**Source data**

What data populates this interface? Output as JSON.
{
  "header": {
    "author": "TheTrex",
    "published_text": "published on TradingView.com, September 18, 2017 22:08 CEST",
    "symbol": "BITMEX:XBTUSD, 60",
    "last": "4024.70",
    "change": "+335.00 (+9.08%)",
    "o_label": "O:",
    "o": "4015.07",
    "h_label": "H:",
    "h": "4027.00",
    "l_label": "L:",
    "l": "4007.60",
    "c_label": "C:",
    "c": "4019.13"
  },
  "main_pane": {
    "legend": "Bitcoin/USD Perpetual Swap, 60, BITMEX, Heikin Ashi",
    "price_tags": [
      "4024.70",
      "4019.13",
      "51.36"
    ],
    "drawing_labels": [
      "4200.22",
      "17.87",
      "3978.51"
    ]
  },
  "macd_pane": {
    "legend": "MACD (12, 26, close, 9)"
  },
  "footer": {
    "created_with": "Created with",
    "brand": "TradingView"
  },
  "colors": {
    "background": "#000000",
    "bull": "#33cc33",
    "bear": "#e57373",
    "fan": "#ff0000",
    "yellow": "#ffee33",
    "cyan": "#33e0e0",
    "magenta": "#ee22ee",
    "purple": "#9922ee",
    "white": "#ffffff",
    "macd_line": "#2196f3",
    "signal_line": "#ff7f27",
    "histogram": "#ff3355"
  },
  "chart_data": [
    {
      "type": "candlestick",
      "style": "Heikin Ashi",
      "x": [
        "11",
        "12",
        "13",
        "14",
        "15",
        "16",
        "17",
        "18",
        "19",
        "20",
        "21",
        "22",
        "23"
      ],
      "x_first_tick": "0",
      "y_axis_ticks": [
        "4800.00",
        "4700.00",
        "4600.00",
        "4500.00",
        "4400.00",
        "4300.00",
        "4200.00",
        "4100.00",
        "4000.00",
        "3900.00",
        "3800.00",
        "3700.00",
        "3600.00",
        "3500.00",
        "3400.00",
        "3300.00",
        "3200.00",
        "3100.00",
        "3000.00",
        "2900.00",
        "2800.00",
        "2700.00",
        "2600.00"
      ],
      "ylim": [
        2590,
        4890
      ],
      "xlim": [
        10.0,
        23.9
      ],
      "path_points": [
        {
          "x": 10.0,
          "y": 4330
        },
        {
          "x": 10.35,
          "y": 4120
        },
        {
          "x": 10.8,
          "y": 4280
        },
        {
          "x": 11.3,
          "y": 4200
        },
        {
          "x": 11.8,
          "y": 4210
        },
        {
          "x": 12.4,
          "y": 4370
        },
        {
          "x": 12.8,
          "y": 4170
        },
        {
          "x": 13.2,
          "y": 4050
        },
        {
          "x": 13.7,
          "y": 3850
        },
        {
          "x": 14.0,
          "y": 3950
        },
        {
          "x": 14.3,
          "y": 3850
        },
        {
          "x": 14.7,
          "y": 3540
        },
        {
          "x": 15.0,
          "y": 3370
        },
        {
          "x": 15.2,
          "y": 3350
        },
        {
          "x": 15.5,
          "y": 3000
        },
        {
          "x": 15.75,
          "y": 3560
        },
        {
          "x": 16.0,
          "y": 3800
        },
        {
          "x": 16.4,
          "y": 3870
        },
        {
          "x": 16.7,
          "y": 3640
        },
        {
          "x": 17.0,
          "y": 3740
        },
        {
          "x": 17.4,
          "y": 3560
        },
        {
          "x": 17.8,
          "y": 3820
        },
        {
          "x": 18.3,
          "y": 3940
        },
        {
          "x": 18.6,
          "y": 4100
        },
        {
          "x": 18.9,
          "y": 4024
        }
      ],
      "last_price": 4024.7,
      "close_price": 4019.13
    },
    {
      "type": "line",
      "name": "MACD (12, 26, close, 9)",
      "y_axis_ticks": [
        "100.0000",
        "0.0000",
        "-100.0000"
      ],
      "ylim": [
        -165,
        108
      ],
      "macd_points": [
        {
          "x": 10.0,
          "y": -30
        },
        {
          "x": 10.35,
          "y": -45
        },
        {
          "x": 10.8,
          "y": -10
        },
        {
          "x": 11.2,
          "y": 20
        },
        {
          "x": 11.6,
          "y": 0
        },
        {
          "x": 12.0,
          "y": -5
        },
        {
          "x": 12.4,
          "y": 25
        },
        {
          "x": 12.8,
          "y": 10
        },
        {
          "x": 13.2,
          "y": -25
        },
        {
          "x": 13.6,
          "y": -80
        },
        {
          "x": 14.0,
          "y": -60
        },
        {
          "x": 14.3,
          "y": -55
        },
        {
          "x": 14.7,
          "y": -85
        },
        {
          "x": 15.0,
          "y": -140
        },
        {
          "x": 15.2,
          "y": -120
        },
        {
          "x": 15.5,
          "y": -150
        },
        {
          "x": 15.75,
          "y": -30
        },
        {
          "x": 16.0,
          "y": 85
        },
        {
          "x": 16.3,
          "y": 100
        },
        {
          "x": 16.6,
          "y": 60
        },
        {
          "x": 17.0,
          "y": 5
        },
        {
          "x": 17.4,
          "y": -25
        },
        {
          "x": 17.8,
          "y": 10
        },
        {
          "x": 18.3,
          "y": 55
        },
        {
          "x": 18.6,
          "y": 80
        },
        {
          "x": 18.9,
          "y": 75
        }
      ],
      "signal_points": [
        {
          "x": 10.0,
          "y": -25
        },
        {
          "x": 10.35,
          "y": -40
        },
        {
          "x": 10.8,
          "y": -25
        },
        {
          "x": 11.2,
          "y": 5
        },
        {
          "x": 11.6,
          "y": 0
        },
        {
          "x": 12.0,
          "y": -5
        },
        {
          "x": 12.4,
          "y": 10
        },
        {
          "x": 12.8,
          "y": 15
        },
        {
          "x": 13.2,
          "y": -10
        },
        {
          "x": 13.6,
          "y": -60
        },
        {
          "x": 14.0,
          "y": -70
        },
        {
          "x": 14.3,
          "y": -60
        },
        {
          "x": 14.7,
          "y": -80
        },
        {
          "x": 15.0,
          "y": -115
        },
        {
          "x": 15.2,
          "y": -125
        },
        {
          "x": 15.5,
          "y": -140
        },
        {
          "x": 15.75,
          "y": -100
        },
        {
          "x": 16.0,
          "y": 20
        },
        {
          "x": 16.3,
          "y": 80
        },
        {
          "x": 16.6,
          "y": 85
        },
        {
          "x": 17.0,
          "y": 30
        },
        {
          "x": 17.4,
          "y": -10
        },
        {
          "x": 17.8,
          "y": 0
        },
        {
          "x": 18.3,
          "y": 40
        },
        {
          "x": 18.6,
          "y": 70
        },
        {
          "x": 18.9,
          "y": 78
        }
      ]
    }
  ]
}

**EXERCISE TASK**
Extract every entry above as it appears.

**REPLY**
What data populates this interface? Output as JSON.
{
  "header": {
    "author": "TheTrex",
    "published_text": "published on TradingView.com, September 18, 2017 22:08 CEST",
    "symbol": "BITMEX:XBTUSD, 60",
    "last": "4024.70",
    "change": "+335.00 (+9.08%)",
    "o_label": "O:",
    "o": "4015.07",
    "h_label": "H:",
    "h": "4027.00",
    "l_label": "L:",
    "l": "4007.60",
    "c_label": "C:",
    "c": "4019.13"
  },
  "main_pane": {
    "legend": "Bitcoin/USD Perpetual Swap, 60, BITMEX, Heikin Ashi",
    "price_tags": [
      "4024.70",
      "4019.13",
      "51.36"
    ],
    "drawing_labels": [
      "4200.22",
      "17.87",
      "3978.51"
    ]
  },
  "macd_pane": {
    "legend": "MACD (12, 26, close, 9)"
  },
  "footer": {
    "created_with": "Created with",
    "brand": "TradingView"
  },
  "colors": {
    "background": "#000000",
    "bull": "#33cc33",
    "bear": "#e57373",
    "fan": "#ff0000",
    "yellow": "#ffee33",
    "cyan": "#33e0e0",
    "magenta": "#ee22ee",
    "purple": "#9922ee",
    "white": "#ffffff",
    "macd_line": "#2196f3",
    "signal_line": "#ff7f27",
    "histogram": "#ff3355"
  },
  "chart_data": [
    {
      "type": "candlestick",
      "style": "Heikin Ashi",
      "x": [
        "11",
        "12",
        "13",
        "14",
        "15",
        "16",
        "17",
        "18",
        "19",
        "20",
        "21",
        "22",
        "23"
      ],
      "x_first_tick": "0",
      "y_axis_ticks": [
        "4800.00",
        "4700.00",
        "4600.00",
        "4500.00",
        "4400.00",
        "4300.00",
        "4200.00",
        "4100.00",
        "4000.00",
        "3900.00",
        "3800.00",
        "3700.00",
        "3600.00",
        "3500.00",
        "3400.00",
        "3300.00",
        "3200.00",
        "3100.00",
        "3000.00",
        "2900.00",
        "2800.00",
        "2700.00",
        "2600.00"
      ],
      "ylim": [
        2590,
        4890
      ],
      "xlim": [
        10.0,
        23.9
      ],
      "path_points": [
        {
          "x": 10.0,
          "y": 4330
        },
        {
          "x": 10.35,
          "y": 4120
        },
        {
          "x": 10.8,
          "y": 4280
        },
        {
          "x": 11.3,
          "y": 4200
        },
        {
          "x": 11.8,
          "y": 4210
        },
        {
          "x": 12.4,
          "y": 4370
        },
        {
          "x": 12.8,
          "y": 4170
        },
        {
          "x": 13.2,
          "y": 4050
        },
        {
          "x": 13.7,
          "y": 3850
        },
        {
          "x": 14.0,
          "y": 3950
        },
        {
          "x": 14.3,
          "y": 3850
        },
        {
          "x": 14.7,
          "y": 3540
        },
        {
          "x": 15.0,
          "y": 3370
        },
        {
          "x": 15.2,
          "y": 3350
        },
        {
          "x": 15.5,
          "y": 3000
        },
        {
          "x": 15.75,
          "y": 3560
        },
        {
          "x": 16.0,
          "y": 3800
        },
        {
          "x": 16.4,
          "y": 3870
        },
        {
          "x": 16.7,
          "y": 3640
        },
        {
          "x": 17.0,
          "y": 3740
        },
        {
          "x": 17.4,
          "y": 3560
        },
        {
          "x": 17.8,
          "y": 3820
        },
        {
          "x": 18.3,
          "y": 3940
        },
        {
          "x": 18.6,
          "y": 4100
        },
        {
          "x": 18.9,
          "y": 4024
        }
      ],
      "last_price": 4024.7,
      "close_price": 4019.13
    },
    {
      "type": "line",
      "name": "MACD (12, 26, close, 9)",
      "y_axis_ticks": [
        "100.0000",
        "0.0000",
        "-100.0000"
      ],
      "ylim": [
        -165,
        108
      ],
      "macd_points": [
        {
          "x": 10.0,
          "y": -30
        },
        {
          "x": 10.35,
          "y": -45
        },
        {
          "x": 10.8,
          "y": -10
        },
        {
          "x": 11.2,
          "y": 20
        },
        {
          "x": 11.6,
          "y": 0
        },
        {
          "x": 12.0,
          "y": -5
        },
        {
          "x": 12.4,
          "y": 25
        },
        {
          "x": 12.8,
          "y": 10
        },
        {
          "x": 13.2,
          "y": -25
        },
        {
          "x": 13.6,
          "y": -80
        },
        {
          "x": 14.0,
          "y": -60
        },
        {
          "x": 14.3,
          "y": -55
        },
        {
          "x": 14.7,
          "y": -85
        },
        {
          "x": 15.0,
          "y": -140
        },
        {
          "x": 15.2,
          "y": -120
        },
        {
          "x": 15.5,
          "y": -150
        },
        {
          "x": 15.75,
          "y": -30
        },
        {
          "x": 16.0,
          "y": 85
        },
        {
          "x": 16.3,
          "y": 100
        },
        {
          "x": 16.6,
          "y": 60
        },
        {
          "x": 17.0,
          "y": 5
        },
        {
          "x": 17.4,
          "y": -25
        },
        {
          "x": 17.8,
          "y": 10
        },
        {
          "x": 18.3,
          "y": 55
        },
        {
          "x": 18.6,
          "y": 80
        },
        {
          "x": 18.9,
          "y": 75
        }
      ],
      "signal_points": [
        {
          "x": 10.0,
          "y": -25
        },
        {
          "x": 10.35,
          "y": -40
        },
        {
          "x": 10.8,
          "y": -25
        },
        {
          "x": 11.2,
          "y": 5
        },
        {
          "x": 11.6,
          "y": 0
        },
        {
          "x": 12.0,
          "y": -5
        },
        {
          "x": 12.4,
          "y": 10
        },
        {
          "x": 12.8,
          "y": 15
        },
        {
          "x": 13.2,
          "y": -10
        },
        {
          "x": 13.6,
          "y": -60
        },
        {
          "x": 14.0,
          "y": -70
        },
        {
          "x": 14.3,
          "y": -60
        },
        {
          "x": 14.7,
          "y": -80
        },
        {
          "x": 15.0,
          "y": -115
        },
        {
          "x": 15.2,
          "y": -125
        },
        {
          "x": 15.5,
          "y": -140
        },
        {
          "x": 15.75,
          "y": -100
        },
        {
          "x": 16.0,
          "y": 20
        },
        {
          "x": 16.3,
          "y": 80
        },
        {
          "x": 16.6,
          "y": 85
        },
        {
          "x": 17.0,
          "y": 30
        },
        {
          "x": 17.4,
          "y": -10
        },
        {
          "x": 17.8,
          "y": 0
        },
        {
          "x": 18.3,
          "y": 40
        },
        {
          "x": 18.6,
          "y": 70
        },
        {
          "x": 18.9,
          "y": 78
        }
      ]
    }
  ]
}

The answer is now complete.